> Haz lo siguiente: Vuelve a escribir, sin cambiar nada, la parte del texto sobre Belisario Roldán que abre con las palabras "Para el argentino" y cierra con "Domingo T. Pérez.".

A comienzos del siglo XX, Belisario Roldán era considerado el príncipe de los oradores argentinos y embobaba a los públicos. Estuvo en Tucumán en los inicios y también en los finales de su carrera, que se cerró con el suicidio.
Para el argentino del tercer milenio, el nombre de Belisario Roldán no significa absolutamente nada. El reciente “Diccionario de autores latinoamericanos” de César Aira ni siquiera lo menciona, en sus más de 600 páginas. Muy distinta cosa ocurría al comenzar el siglo veinte. Roldán era entonces el más deslumbrador de los oradores argentinos y un afamado poeta popular. En las escuelas se enseñaban sus versos pegadizos: “¡Caballito criollo del galope corto,/ del aliento largo y del instinto fiel!/ ¡Caballito criollo que fue como un asta/ para la bandera que anduvo sobre él!”
Roldán nació en Buenos Aires en 1873. Se recibió de abogado, pero prefirió el periodismo. Se hizo conocer como orador antes de los veinte años y en 1902 fue elegido diputado nacional. En 1905 pasó varios meses en Tucumán, como secretario de la intervención federal de Domingo T. Pérez.
Poeta en Tucumán
En nuestra ciudad causó revuelo. Por mucho tiempo la tradición recordaría sus noches de bohemia con abundantes tragos, cuando recitaba poemas, al amanecer, ante la admiración de los jóvenes literatos. Encantaba también por su “espíritu travieso, aficionado a agudezas, de ingenio burlesco y cáustico”. En los álbumes de las niñas tucumanas dejaba caer estrofas ardientes.

(Datos de ubicación de los elementos)
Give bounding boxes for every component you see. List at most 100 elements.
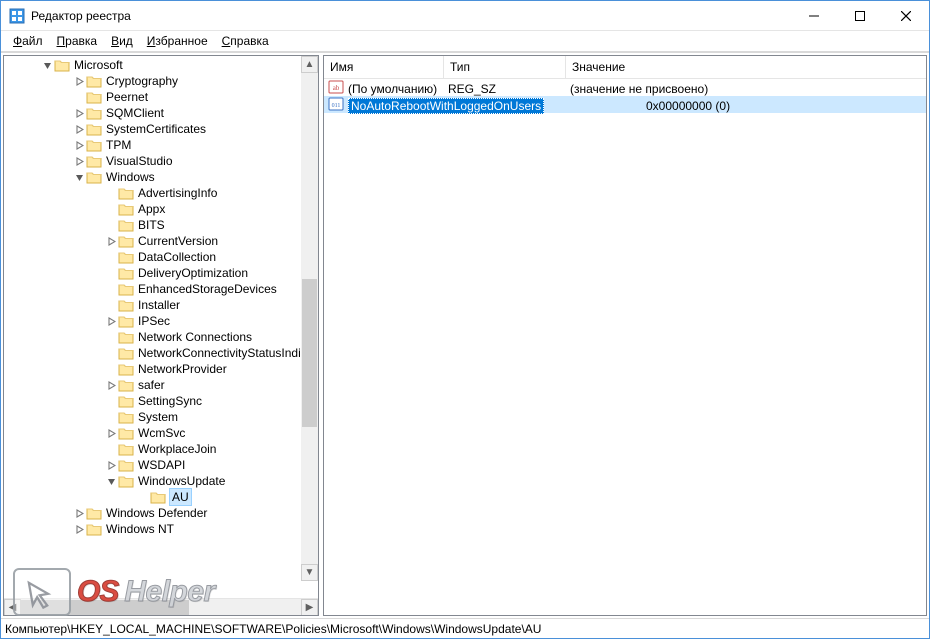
tree-item-label: Windows NT xyxy=(106,521,174,537)
menu-help[interactable]: Справка xyxy=(216,32,275,50)
chevron-down-icon[interactable] xyxy=(72,170,86,184)
tree-item[interactable]: WorkplaceJoin xyxy=(36,441,318,457)
tree-item[interactable]: WcmSvc xyxy=(36,425,318,441)
menu-edit[interactable]: Правка xyxy=(51,32,104,50)
tree-horizontal-scrollbar[interactable]: ◀ ▶ xyxy=(4,598,318,615)
folder-icon xyxy=(118,457,134,473)
tree-item-label: NetworkConnectivityStatusIndic xyxy=(138,345,307,361)
menu-file[interactable]: Файл xyxy=(7,32,49,50)
tree-item[interactable]: AU xyxy=(52,489,318,505)
folder-icon xyxy=(118,201,134,217)
value-name: (По умолчанию) xyxy=(348,82,437,96)
value-data-cell: 0x00000000 (0) xyxy=(566,99,926,113)
folder-icon xyxy=(118,297,134,313)
chevron-down-icon[interactable] xyxy=(104,474,118,488)
chevron-right-icon[interactable] xyxy=(72,138,86,152)
value-name-editbox[interactable]: NoAutoRebootWithLoggedOnUsers xyxy=(348,98,544,114)
maximize-button[interactable] xyxy=(837,1,883,30)
values-list[interactable]: ab(По умолчанию)REG_SZ(значение не присв… xyxy=(324,79,926,615)
tree-item[interactable]: Cryptography xyxy=(20,73,318,89)
value-type-cell: REG_SZ xyxy=(444,82,566,96)
tree-item[interactable]: IPSec xyxy=(36,313,318,329)
tree-item[interactable]: WSDAPI xyxy=(36,457,318,473)
tree-item-label: SettingSync xyxy=(138,393,202,409)
folder-icon xyxy=(118,281,134,297)
chevron-right-icon[interactable] xyxy=(72,154,86,168)
folder-icon xyxy=(118,377,134,393)
scroll-down-button[interactable]: ▼ xyxy=(301,564,318,581)
tree-item[interactable]: Windows Defender xyxy=(20,505,318,521)
tree-item-label: NetworkProvider xyxy=(138,361,227,377)
chevron-right-icon[interactable] xyxy=(72,122,86,136)
tree-item[interactable]: Microsoft xyxy=(4,57,318,73)
statusbar-path: Компьютер\HKEY_LOCAL_MACHINE\SOFTWARE\Po… xyxy=(5,622,541,636)
chevron-right-icon[interactable] xyxy=(72,506,86,520)
tree-item[interactable]: Network Connections xyxy=(36,329,318,345)
folder-icon xyxy=(118,345,134,361)
folder-icon xyxy=(118,361,134,377)
tree-item[interactable]: Windows NT xyxy=(20,521,318,537)
scroll-left-button[interactable]: ◀ xyxy=(4,599,21,616)
tree-item[interactable]: NetworkConnectivityStatusIndic xyxy=(36,345,318,361)
tree-item[interactable]: EnhancedStorageDevices xyxy=(36,281,318,297)
chevron-down-icon[interactable] xyxy=(40,58,54,72)
folder-icon xyxy=(86,505,102,521)
tree-item[interactable]: NetworkProvider xyxy=(36,361,318,377)
folder-icon xyxy=(86,137,102,153)
folder-icon xyxy=(86,153,102,169)
tree-item[interactable]: safer xyxy=(36,377,318,393)
folder-icon xyxy=(118,313,134,329)
column-name[interactable]: Имя xyxy=(324,56,444,78)
tree-item-label: Microsoft xyxy=(74,57,123,73)
chevron-right-icon[interactable] xyxy=(72,74,86,88)
tree-item[interactable]: BITS xyxy=(36,217,318,233)
chevron-right-icon[interactable] xyxy=(72,522,86,536)
tree-item[interactable]: DeliveryOptimization xyxy=(36,265,318,281)
scroll-up-button[interactable]: ▲ xyxy=(301,56,318,73)
folder-icon xyxy=(118,233,134,249)
tree-item[interactable]: VisualStudio xyxy=(20,153,318,169)
scroll-track[interactable] xyxy=(21,599,301,616)
menu-favorites[interactable]: Избранное xyxy=(141,32,214,50)
column-type[interactable]: Тип xyxy=(444,56,566,78)
tree-item-label: DataCollection xyxy=(138,249,216,265)
tree-item[interactable]: WindowsUpdate xyxy=(36,473,318,489)
scroll-thumb[interactable] xyxy=(21,600,189,615)
chevron-right-icon[interactable] xyxy=(104,426,118,440)
registry-tree[interactable]: MicrosoftCryptographyPeernetSQMClientSys… xyxy=(4,56,318,538)
tree-item[interactable]: Appx xyxy=(36,201,318,217)
tree-item-label: SystemCertificates xyxy=(106,121,206,137)
scroll-right-button[interactable]: ▶ xyxy=(301,599,318,616)
tree-item[interactable]: SettingSync xyxy=(36,393,318,409)
chevron-right-icon[interactable] xyxy=(104,234,118,248)
folder-icon xyxy=(86,169,102,185)
value-name-cell[interactable]: 011NoAutoRebootWithLoggedOnUsers xyxy=(324,96,566,115)
chevron-right-icon[interactable] xyxy=(104,458,118,472)
tree-item[interactable]: Installer xyxy=(36,297,318,313)
menu-view[interactable]: Вид xyxy=(105,32,139,50)
tree-vertical-scrollbar[interactable]: ▲ ▼ xyxy=(301,56,318,581)
column-data[interactable]: Значение xyxy=(566,56,926,78)
tree-item[interactable]: CurrentVersion xyxy=(36,233,318,249)
tree-item[interactable]: Windows xyxy=(20,169,318,185)
tree-item[interactable]: System xyxy=(36,409,318,425)
folder-icon xyxy=(118,329,134,345)
tree-item-label: WcmSvc xyxy=(138,425,185,441)
tree-item[interactable]: AdvertisingInfo xyxy=(36,185,318,201)
value-row[interactable]: 011NoAutoRebootWithLoggedOnUsers0x000000… xyxy=(324,96,926,113)
tree-item[interactable]: DataCollection xyxy=(36,249,318,265)
tree-item[interactable]: SQMClient xyxy=(20,105,318,121)
tree-item[interactable]: TPM xyxy=(20,137,318,153)
chevron-right-icon[interactable] xyxy=(104,378,118,392)
tree-item[interactable]: Peernet xyxy=(20,89,318,105)
chevron-right-icon[interactable] xyxy=(104,314,118,328)
close-button[interactable] xyxy=(883,1,929,30)
tree-item-label: AdvertisingInfo xyxy=(138,185,217,201)
scroll-thumb[interactable] xyxy=(302,279,317,426)
minimize-button[interactable] xyxy=(791,1,837,30)
folder-icon xyxy=(118,441,134,457)
value-row[interactable]: ab(По умолчанию)REG_SZ(значение не присв… xyxy=(324,79,926,96)
tree-item[interactable]: SystemCertificates xyxy=(20,121,318,137)
scroll-track[interactable] xyxy=(301,73,318,564)
chevron-right-icon[interactable] xyxy=(72,106,86,120)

> Resultado:
Para el argentino del tercer milenio, el nombre de Belisario Roldán no significa absolutamente nada. El reciente “Diccionario de autores latinoamericanos” de César Aira ni siquiera lo menciona, en sus más de 600 páginas. Muy distinta cosa ocurría al comenzar el siglo veinte. Roldán era entonces el más deslumbrador de los oradores argentinos y un afamado poeta popular. En las escuelas se enseñaban sus versos pegadizos: “¡Caballito criollo del galope corto,/ del aliento largo y del instinto fiel!/ ¡Caballito criollo que fue como un asta/ para la bandera que anduvo sobre él!”
Roldán nació en Buenos Aires en 1873. Se recibió de abogado, pero prefirió el periodismo. Se hizo conocer como orador antes de los veinte años y en 1902 fue elegido diputado nacional. En 1905 pasó varios meses en Tucumán, como secretario de la intervención federal de Domingo T. Pérez.